Single by LL Cool J

from the album Simply Mad About the Mouse
- B-side: "I Need a Beat"; "I Can't Live Without My Radio";
- Released: July 7, 1991
- Recorded: 1991
- Genre: Golden age hip hop; new jack swing; children's music;
- Length: 3:50
- Label: Columbia
- Songwriters: Ann Ronell; Frank Churchill;
- Producers: B. A. Robertson; DJ Eddie F; LL Cool J;

LL Cool J singles chronology
| "6 Minutes of Pleasure" (1991) | "Who's Afraid of the Big Bad Wolf?" (1991) | "Strictly Business" (1991) |

= Who's Afraid of the Big Bad Wolf? =

Song from The Three Little Pigs in Silly Symphonies

"Who's Afraid of the Big Bad Wolf?" is a popular song written by Frank Churchill with additional lyrics by Ann Ronell, which originally featured in the 1933 Disney cartoon Three Little Pigs, where it was sung by Fiddler Pig and Fifer Pig (voiced by Mary Moder and Dorothy Compton, respectively) as they arrogantly believe the Big Bad Wolf (voiced by Billy Bletcher) is not a serious threat. The song created a market for future Disney tunes and led to a contract with Irving Berlin Publishing Co. that same year, securing the sheet music rights over Mickey Mouse and the Silly Symphonies. The song's theme made it a huge hit during the second half of 1933. As Neal Gabler wrote in his 2007 biography of Walt Disney, the song "indisputably became the nation's new anthem, its cheerful whoop hurled in the face of hard times." It remains one of the most well-known Disney songs, being covered by numerous artists and musical groups.

==Re-use by Disney==
The song was reused in the sequels to Three Little Pigs, and its writing was re-enacted in the "Cavalcade of Songs" episode on the Disneyland television series in 1955. It featured in the Sing Along Songs video I Love to Laugh and has been included in numerous Disney recordings.

> **SUPPLIED MATERIAL**:
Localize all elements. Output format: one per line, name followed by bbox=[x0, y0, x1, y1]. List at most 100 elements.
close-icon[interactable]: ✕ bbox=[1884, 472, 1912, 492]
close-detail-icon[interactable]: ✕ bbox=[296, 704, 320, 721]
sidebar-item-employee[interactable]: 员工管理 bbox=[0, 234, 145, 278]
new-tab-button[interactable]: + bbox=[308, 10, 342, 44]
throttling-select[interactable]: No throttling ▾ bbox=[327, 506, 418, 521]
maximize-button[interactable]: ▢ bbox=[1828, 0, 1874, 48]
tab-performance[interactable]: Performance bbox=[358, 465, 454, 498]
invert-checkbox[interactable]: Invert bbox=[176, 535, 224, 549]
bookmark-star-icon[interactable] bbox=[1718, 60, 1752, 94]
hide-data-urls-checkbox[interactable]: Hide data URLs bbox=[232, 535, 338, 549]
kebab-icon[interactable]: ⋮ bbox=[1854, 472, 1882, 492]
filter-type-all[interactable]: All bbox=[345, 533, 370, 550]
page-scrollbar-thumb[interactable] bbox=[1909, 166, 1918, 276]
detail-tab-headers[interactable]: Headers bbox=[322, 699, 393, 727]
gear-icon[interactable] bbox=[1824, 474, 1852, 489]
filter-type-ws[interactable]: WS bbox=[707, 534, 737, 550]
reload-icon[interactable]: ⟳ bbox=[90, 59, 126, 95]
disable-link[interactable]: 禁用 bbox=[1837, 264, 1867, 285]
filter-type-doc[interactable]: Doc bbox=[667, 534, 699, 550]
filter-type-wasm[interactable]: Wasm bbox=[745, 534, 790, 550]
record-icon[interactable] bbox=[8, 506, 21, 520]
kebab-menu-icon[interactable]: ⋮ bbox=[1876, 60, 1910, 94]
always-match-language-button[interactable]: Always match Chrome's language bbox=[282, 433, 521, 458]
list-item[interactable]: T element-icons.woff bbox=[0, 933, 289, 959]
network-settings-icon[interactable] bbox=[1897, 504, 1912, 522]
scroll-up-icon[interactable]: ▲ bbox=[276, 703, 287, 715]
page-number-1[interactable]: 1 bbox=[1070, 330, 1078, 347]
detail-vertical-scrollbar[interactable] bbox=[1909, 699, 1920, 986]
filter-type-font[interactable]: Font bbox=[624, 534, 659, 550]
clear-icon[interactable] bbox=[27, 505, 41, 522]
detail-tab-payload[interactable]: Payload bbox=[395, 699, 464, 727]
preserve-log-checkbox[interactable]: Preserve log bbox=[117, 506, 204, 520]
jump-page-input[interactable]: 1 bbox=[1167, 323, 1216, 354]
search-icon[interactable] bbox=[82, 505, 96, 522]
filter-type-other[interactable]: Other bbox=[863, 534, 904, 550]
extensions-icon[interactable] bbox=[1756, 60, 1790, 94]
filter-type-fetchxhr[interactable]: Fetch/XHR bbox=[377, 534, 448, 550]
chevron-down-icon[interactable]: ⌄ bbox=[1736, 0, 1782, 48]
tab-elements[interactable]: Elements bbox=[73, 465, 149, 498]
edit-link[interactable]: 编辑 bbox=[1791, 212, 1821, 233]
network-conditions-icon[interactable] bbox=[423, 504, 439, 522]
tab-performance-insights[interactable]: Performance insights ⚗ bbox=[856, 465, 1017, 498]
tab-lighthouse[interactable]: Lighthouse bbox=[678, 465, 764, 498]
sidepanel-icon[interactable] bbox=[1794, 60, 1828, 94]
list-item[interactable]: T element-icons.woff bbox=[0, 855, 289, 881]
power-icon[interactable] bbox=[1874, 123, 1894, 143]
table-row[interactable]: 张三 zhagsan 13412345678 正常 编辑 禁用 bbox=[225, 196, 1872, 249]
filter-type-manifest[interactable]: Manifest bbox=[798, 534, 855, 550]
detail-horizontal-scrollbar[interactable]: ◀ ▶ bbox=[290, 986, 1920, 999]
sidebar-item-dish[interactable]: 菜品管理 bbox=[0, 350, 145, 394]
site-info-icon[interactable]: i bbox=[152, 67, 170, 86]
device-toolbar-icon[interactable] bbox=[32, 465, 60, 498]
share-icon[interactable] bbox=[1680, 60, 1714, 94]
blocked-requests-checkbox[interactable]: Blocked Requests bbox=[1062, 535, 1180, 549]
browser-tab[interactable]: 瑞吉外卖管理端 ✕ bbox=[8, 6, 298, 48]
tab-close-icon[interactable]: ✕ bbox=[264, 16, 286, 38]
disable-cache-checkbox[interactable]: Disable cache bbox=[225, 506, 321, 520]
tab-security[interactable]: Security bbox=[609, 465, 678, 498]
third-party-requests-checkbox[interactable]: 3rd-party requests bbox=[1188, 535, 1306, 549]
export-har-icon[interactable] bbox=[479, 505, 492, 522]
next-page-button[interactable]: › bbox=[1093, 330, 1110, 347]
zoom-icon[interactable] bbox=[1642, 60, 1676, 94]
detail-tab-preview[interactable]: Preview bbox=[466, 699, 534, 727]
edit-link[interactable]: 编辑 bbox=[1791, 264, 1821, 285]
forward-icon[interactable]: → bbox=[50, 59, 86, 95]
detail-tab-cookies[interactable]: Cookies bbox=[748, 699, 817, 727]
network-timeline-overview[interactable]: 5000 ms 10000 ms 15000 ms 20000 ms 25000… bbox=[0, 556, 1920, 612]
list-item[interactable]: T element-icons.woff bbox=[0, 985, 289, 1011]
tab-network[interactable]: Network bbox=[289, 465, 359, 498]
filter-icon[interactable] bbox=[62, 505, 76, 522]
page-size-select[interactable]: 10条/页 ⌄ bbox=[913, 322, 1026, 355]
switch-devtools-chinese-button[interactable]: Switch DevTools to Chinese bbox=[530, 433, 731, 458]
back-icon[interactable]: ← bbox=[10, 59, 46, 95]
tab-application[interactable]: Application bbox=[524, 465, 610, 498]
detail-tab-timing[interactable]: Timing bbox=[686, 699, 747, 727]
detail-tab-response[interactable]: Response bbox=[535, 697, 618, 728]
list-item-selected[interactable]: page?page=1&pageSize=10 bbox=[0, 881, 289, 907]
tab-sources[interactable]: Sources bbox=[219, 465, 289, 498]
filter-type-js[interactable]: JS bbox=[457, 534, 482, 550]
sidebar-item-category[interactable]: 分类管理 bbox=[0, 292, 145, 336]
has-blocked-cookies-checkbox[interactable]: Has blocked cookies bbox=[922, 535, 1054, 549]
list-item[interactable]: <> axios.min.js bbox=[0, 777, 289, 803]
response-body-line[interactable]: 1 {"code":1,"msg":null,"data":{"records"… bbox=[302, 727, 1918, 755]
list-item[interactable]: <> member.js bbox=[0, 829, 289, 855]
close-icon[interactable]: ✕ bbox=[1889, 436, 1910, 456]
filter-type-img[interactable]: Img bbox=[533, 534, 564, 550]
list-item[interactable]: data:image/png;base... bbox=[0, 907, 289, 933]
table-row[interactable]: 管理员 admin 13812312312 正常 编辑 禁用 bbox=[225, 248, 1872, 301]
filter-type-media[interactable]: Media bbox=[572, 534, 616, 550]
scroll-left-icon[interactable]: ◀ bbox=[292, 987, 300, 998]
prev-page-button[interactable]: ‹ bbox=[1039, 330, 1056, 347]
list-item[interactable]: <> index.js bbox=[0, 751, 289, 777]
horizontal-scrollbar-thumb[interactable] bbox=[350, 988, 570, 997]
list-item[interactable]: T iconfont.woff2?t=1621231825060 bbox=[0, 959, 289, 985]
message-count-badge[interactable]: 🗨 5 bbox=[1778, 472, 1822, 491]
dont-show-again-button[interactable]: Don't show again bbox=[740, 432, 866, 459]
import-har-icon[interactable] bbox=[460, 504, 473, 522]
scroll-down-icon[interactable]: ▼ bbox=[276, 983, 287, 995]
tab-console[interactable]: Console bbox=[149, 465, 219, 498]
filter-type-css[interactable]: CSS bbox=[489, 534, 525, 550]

> **INSTRUCTIONS TO FOLLOW**: How would you render this sentence from the article on "Who's Afraid of the Big Bad Wolf?" in Spanish: "The song's theme made it a huge hit during the second half of 1933." Draw only on the text, not on the listing.

> **RESPONSE**: El tema de la canción la convirtió en un enorme éxito durante la segunda mitad de 1933.